Request: Report how many lines contain the word "true", with no other text.

Data shown:
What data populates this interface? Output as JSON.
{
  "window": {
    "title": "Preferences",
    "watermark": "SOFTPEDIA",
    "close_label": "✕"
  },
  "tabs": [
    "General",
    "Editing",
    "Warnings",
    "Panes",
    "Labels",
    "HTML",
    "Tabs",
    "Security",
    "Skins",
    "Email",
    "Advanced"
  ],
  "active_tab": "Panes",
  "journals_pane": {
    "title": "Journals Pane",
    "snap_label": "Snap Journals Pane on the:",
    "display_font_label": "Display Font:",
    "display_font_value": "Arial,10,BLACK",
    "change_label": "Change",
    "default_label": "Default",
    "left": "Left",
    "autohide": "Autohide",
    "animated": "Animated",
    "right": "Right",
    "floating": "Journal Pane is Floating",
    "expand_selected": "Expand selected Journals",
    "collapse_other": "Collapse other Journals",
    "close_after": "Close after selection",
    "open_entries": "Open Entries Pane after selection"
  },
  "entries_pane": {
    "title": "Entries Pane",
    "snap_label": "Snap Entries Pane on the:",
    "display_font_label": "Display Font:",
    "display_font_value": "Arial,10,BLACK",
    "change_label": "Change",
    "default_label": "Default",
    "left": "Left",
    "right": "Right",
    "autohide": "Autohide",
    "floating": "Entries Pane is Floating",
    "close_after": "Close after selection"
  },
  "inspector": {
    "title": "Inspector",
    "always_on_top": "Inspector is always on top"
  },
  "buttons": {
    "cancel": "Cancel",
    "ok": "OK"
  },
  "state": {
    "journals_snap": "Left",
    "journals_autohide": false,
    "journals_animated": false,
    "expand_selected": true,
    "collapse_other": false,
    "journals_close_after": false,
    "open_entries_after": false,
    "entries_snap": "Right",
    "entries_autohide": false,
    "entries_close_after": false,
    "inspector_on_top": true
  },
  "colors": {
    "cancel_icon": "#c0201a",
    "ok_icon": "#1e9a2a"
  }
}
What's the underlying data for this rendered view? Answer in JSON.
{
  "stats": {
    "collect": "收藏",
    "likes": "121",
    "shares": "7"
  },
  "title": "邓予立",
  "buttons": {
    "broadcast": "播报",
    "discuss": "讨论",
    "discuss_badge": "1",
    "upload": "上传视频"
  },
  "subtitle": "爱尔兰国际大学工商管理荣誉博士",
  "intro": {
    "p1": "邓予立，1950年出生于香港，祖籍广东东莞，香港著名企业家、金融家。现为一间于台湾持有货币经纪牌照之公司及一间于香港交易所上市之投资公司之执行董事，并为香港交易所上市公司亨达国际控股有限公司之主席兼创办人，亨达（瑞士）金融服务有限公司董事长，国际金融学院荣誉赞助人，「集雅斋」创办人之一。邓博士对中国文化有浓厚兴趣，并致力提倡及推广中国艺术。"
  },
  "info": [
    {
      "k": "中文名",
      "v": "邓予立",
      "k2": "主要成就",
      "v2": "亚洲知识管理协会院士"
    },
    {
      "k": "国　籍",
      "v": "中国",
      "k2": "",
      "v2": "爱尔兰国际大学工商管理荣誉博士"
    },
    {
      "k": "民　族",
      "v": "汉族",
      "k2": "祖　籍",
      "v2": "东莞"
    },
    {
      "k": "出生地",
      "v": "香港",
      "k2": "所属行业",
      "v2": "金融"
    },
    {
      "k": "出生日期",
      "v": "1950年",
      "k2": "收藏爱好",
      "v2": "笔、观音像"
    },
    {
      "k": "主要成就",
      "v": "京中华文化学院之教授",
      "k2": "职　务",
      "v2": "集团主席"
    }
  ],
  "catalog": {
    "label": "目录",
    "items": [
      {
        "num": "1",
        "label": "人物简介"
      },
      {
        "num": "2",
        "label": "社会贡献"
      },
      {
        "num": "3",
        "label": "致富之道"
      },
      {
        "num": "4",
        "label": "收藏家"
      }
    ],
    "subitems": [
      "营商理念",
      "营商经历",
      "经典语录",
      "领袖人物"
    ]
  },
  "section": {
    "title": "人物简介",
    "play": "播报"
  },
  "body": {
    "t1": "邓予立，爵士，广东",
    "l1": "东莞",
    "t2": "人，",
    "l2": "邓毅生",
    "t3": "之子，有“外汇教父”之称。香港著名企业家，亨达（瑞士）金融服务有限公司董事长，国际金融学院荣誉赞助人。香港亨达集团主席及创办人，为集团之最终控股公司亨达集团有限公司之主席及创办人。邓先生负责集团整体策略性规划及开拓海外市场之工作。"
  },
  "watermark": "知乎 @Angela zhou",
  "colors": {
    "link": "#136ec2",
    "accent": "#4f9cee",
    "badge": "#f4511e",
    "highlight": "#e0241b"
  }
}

Exercise response: 2